Written task – Transcribe the entries that follow, word for word.

Data shown –
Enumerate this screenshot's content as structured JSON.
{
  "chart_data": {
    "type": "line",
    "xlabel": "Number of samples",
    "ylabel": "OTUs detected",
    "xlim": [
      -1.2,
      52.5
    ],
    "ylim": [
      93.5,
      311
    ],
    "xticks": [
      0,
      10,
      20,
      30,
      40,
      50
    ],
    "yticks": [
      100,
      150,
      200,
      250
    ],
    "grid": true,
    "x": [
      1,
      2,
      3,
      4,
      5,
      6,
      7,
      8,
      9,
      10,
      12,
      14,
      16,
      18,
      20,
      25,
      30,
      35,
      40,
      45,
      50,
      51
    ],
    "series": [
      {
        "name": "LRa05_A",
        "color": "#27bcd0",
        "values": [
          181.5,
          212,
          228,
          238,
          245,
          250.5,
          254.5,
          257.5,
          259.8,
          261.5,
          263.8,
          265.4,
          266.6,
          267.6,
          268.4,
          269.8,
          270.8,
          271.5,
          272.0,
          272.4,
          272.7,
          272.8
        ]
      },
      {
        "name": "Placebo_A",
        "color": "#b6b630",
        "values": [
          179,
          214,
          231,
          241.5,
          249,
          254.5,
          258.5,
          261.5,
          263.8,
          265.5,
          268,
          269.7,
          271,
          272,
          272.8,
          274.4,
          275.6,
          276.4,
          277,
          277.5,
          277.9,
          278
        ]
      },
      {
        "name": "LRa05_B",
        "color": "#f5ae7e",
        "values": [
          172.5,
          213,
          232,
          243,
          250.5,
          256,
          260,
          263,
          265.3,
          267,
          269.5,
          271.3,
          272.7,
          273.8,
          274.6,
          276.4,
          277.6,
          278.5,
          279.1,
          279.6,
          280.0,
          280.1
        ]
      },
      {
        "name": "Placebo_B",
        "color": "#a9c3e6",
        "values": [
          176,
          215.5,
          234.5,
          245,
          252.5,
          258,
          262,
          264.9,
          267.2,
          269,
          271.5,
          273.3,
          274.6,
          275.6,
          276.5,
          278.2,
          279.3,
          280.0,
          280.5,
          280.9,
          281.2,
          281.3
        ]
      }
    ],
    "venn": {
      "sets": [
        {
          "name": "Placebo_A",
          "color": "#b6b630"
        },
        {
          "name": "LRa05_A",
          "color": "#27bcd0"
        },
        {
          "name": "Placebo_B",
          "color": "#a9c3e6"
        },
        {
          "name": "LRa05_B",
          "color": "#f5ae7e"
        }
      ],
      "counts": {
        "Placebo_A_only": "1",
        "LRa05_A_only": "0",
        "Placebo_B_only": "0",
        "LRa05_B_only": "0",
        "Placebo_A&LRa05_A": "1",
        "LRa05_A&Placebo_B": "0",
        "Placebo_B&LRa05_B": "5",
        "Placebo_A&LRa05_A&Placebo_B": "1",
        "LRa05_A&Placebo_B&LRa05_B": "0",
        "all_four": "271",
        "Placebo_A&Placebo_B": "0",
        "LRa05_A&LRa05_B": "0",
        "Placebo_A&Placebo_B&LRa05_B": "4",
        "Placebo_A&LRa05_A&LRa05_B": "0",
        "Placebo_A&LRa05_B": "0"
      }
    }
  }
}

Correct answer –
Enumerate this screenshot's content as structured JSON.
{
  "chart_data": {
    "type": "line",
    "xlabel": "Number of samples",
    "ylabel": "OTUs detected",
    "xlim": [
      -1.2,
      52.5
    ],
    "ylim": [
      93.5,
      311
    ],
    "xticks": [
      0,
      10,
      20,
      30,
      40,
      50
    ],
    "yticks": [
      100,
      150,
      200,
      250
    ],
    "grid": true,
    "x": [
      1,
      2,
      3,
      4,
      5,
      6,
      7,
      8,
      9,
      10,
      12,
      14,
      16,
      18,
      20,
      25,
      30,
      35,
      40,
      45,
      50,
      51
    ],
    "series": [
      {
        "name": "LRa05_A",
        "color": "#27bcd0",
        "values": [
          181.5,
          212,
          228,
          238,
          245,
          250.5,
          254.5,
          257.5,
          259.8,
          261.5,
          263.8,
          265.4,
          266.6,
          267.6,
          268.4,
          269.8,
          270.8,
          271.5,
          272.0,
          272.4,
          272.7,
          272.8
        ]
      },
      {
        "name": "Placebo_A",
        "color": "#b6b630",
        "values": [
          179,
          214,
          231,
          241.5,
          249,
          254.5,
          258.5,
          261.5,
          263.8,
          265.5,
          268,
          269.7,
          271,
          272,
          272.8,
          274.4,
          275.6,
          276.4,
          277,
          277.5,
          277.9,
          278
        ]
      },
      {
        "name": "LRa05_B",
        "color": "#f5ae7e",
        "values": [
          172.5,
          213,
          232,
          243,
          250.5,
          256,
          260,
          263,
          265.3,
          267,
          269.5,
          271.3,
          272.7,
          273.8,
          274.6,
          276.4,
          277.6,
          278.5,
          279.1,
          279.6,
          280.0,
          280.1
        ]
      },
      {
        "name": "Placebo_B",
        "color": "#a9c3e6",
        "values": [
          176,
          215.5,
          234.5,
          245,
          252.5,
          258,
          262,
          264.9,
          267.2,
          269,
          271.5,
          273.3,
          274.6,
          275.6,
          276.5,
          278.2,
          279.3,
          280.0,
          280.5,
          280.9,
          281.2,
          281.3
        ]
      }
    ],
    "venn": {
      "sets": [
        {
          "name": "Placebo_A",
          "color": "#b6b630"
        },
        {
          "name": "LRa05_A",
          "color": "#27bcd0"
        },
        {
          "name": "Placebo_B",
          "color": "#a9c3e6"
        },
        {
          "name": "LRa05_B",
          "color": "#f5ae7e"
        }
      ],
      "counts": {
        "Placebo_A_only": "1",
        "LRa05_A_only": "0",
        "Placebo_B_only": "0",
        "LRa05_B_only": "0",
        "Placebo_A&LRa05_A": "1",
        "LRa05_A&Placebo_B": "0",
        "Placebo_B&LRa05_B": "5",
        "Placebo_A&LRa05_A&Placebo_B": "1",
        "LRa05_A&Placebo_B&LRa05_B": "0",
        "all_four": "271",
        "Placebo_A&Placebo_B": "0",
        "LRa05_A&LRa05_B": "0",
        "Placebo_A&Placebo_B&LRa05_B": "4",
        "Placebo_A&LRa05_A&LRa05_B": "0",
        "Placebo_A&LRa05_B": "0"
      }
    }
  }
}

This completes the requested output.